■ **Problem to solve**
Exact reproduction of the data is required, with images excluded.
————————
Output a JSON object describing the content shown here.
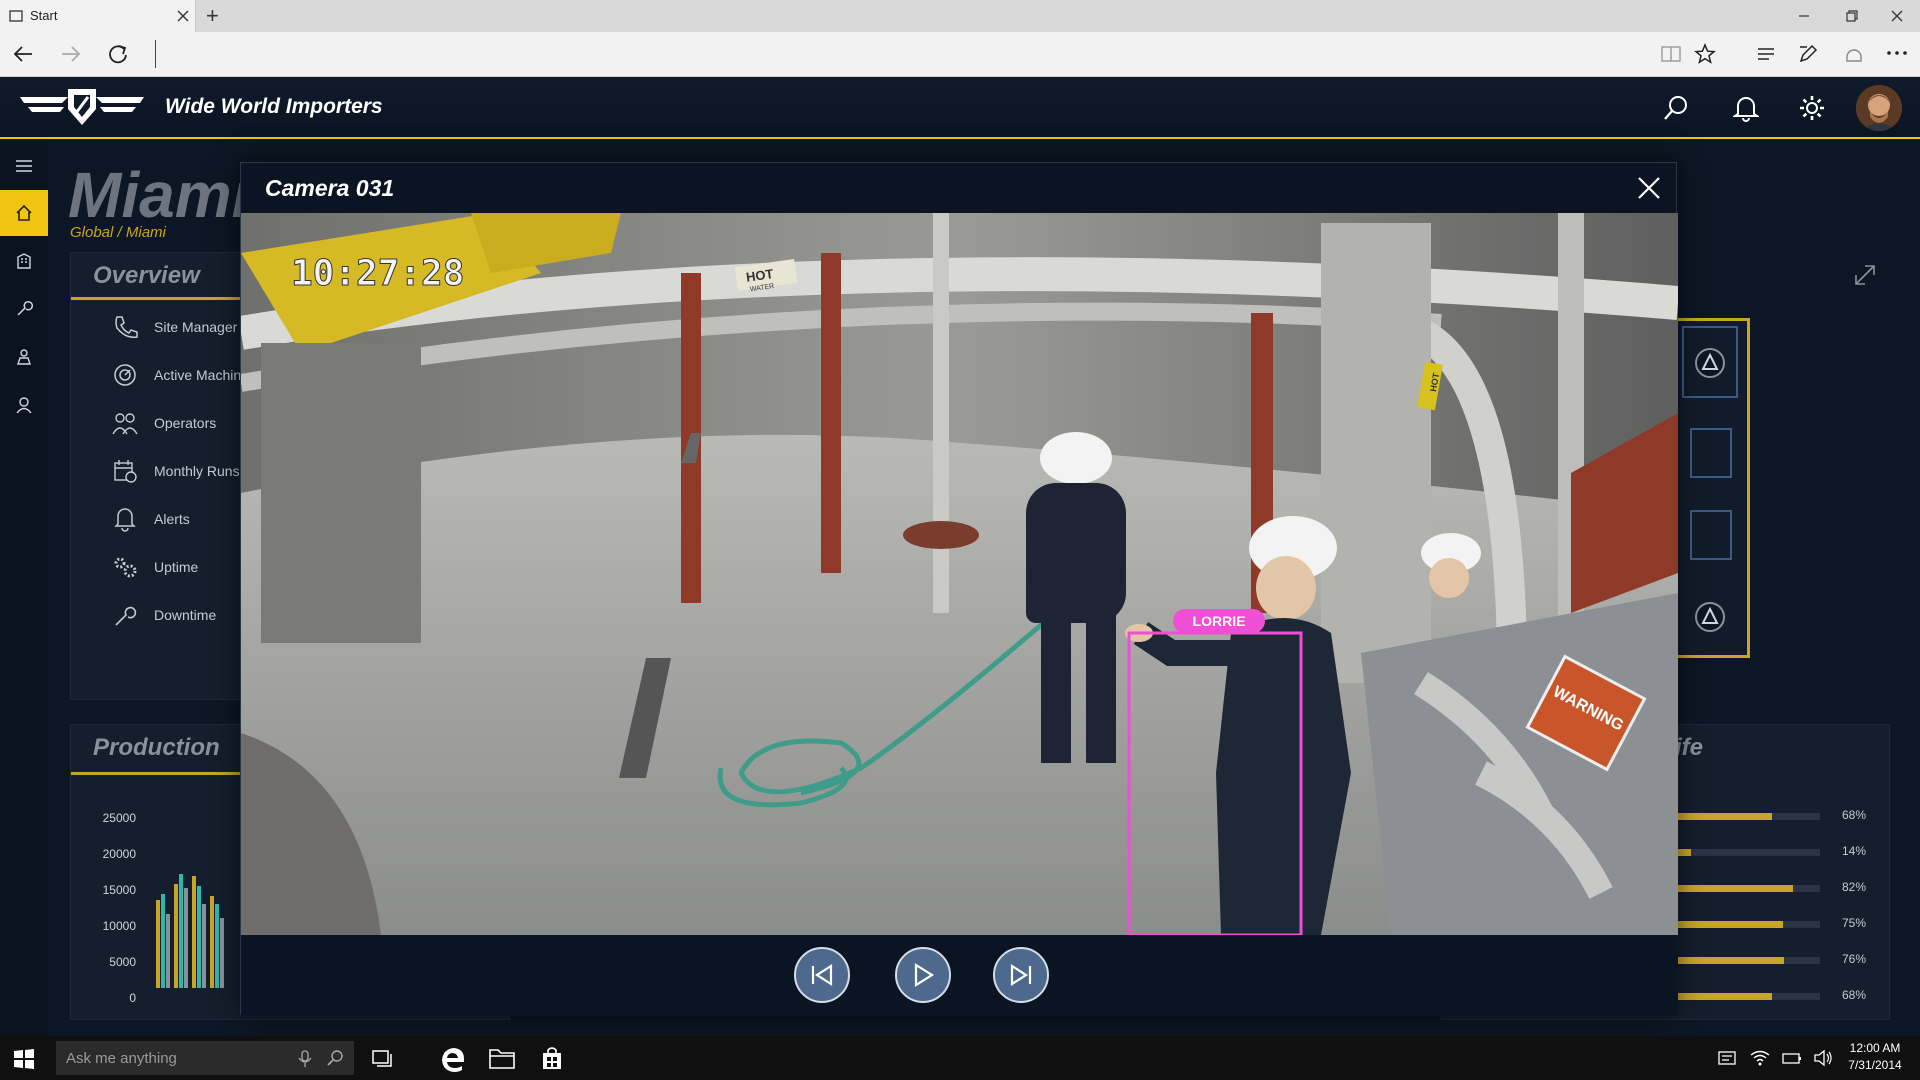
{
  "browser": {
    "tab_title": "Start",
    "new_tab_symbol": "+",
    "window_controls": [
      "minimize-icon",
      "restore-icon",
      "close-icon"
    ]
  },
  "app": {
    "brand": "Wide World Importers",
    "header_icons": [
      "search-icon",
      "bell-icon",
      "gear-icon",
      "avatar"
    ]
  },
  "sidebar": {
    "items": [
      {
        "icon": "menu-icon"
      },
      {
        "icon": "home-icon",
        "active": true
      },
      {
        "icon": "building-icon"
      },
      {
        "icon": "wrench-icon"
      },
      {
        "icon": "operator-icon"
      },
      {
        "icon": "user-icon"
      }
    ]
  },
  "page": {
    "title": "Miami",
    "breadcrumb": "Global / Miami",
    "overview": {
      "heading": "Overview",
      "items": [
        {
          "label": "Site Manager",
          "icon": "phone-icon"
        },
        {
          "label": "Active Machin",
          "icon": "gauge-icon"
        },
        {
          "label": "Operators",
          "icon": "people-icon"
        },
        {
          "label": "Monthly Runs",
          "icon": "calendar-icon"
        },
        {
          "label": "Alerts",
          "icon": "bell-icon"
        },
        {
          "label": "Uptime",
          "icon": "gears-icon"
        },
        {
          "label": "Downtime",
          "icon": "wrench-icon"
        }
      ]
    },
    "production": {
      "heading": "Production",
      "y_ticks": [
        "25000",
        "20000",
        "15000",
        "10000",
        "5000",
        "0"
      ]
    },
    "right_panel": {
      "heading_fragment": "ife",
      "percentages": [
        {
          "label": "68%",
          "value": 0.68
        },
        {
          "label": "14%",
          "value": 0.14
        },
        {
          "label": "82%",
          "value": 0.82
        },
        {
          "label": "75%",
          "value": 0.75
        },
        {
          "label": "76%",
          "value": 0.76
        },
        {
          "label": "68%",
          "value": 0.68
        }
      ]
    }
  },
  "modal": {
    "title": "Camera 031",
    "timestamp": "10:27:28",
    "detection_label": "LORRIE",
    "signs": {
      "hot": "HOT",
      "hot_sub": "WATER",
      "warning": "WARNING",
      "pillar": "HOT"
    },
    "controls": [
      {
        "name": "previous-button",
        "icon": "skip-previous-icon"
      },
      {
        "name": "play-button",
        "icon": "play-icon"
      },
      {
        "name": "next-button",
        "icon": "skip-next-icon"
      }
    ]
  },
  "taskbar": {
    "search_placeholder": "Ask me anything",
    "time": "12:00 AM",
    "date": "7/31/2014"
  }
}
————————
■ **Answer below**
Output a JSON object describing the content shown here.
{
  "browser": {
    "tab_title": "Start",
    "new_tab_symbol": "+",
    "window_controls": [
      "minimize-icon",
      "restore-icon",
      "close-icon"
    ]
  },
  "app": {
    "brand": "Wide World Importers",
    "header_icons": [
      "search-icon",
      "bell-icon",
      "gear-icon",
      "avatar"
    ]
  },
  "sidebar": {
    "items": [
      {
        "icon": "menu-icon"
      },
      {
        "icon": "home-icon",
        "active": true
      },
      {
        "icon": "building-icon"
      },
      {
        "icon": "wrench-icon"
      },
      {
        "icon": "operator-icon"
      },
      {
        "icon": "user-icon"
      }
    ]
  },
  "page": {
    "title": "Miami",
    "breadcrumb": "Global / Miami",
    "overview": {
      "heading": "Overview",
      "items": [
        {
          "label": "Site Manager",
          "icon": "phone-icon"
        },
        {
          "label": "Active Machin",
          "icon": "gauge-icon"
        },
        {
          "label": "Operators",
          "icon": "people-icon"
        },
        {
          "label": "Monthly Runs",
          "icon": "calendar-icon"
        },
        {
          "label": "Alerts",
          "icon": "bell-icon"
        },
        {
          "label": "Uptime",
          "icon": "gears-icon"
        },
        {
          "label": "Downtime",
          "icon": "wrench-icon"
        }
      ]
    },
    "production": {
      "heading": "Production",
      "y_ticks": [
        "25000",
        "20000",
        "15000",
        "10000",
        "5000",
        "0"
      ]
    },
    "right_panel": {
      "heading_fragment": "ife",
      "percentages": [
        {
          "label": "68%",
          "value": 0.68
        },
        {
          "label": "14%",
          "value": 0.14
        },
        {
          "label": "82%",
          "value": 0.82
        },
        {
          "label": "75%",
          "value": 0.75
        },
        {
          "label": "76%",
          "value": 0.76
        },
        {
          "label": "68%",
          "value": 0.68
        }
      ]
    }
  },
  "modal": {
    "title": "Camera 031",
    "timestamp": "10:27:28",
    "detection_label": "LORRIE",
    "signs": {
      "hot": "HOT",
      "hot_sub": "WATER",
      "warning": "WARNING",
      "pillar": "HOT"
    },
    "controls": [
      {
        "name": "previous-button",
        "icon": "skip-previous-icon"
      },
      {
        "name": "play-button",
        "icon": "play-icon"
      },
      {
        "name": "next-button",
        "icon": "skip-next-icon"
      }
    ]
  },
  "taskbar": {
    "search_placeholder": "Ask me anything",
    "time": "12:00 AM",
    "date": "7/31/2014"
  }
}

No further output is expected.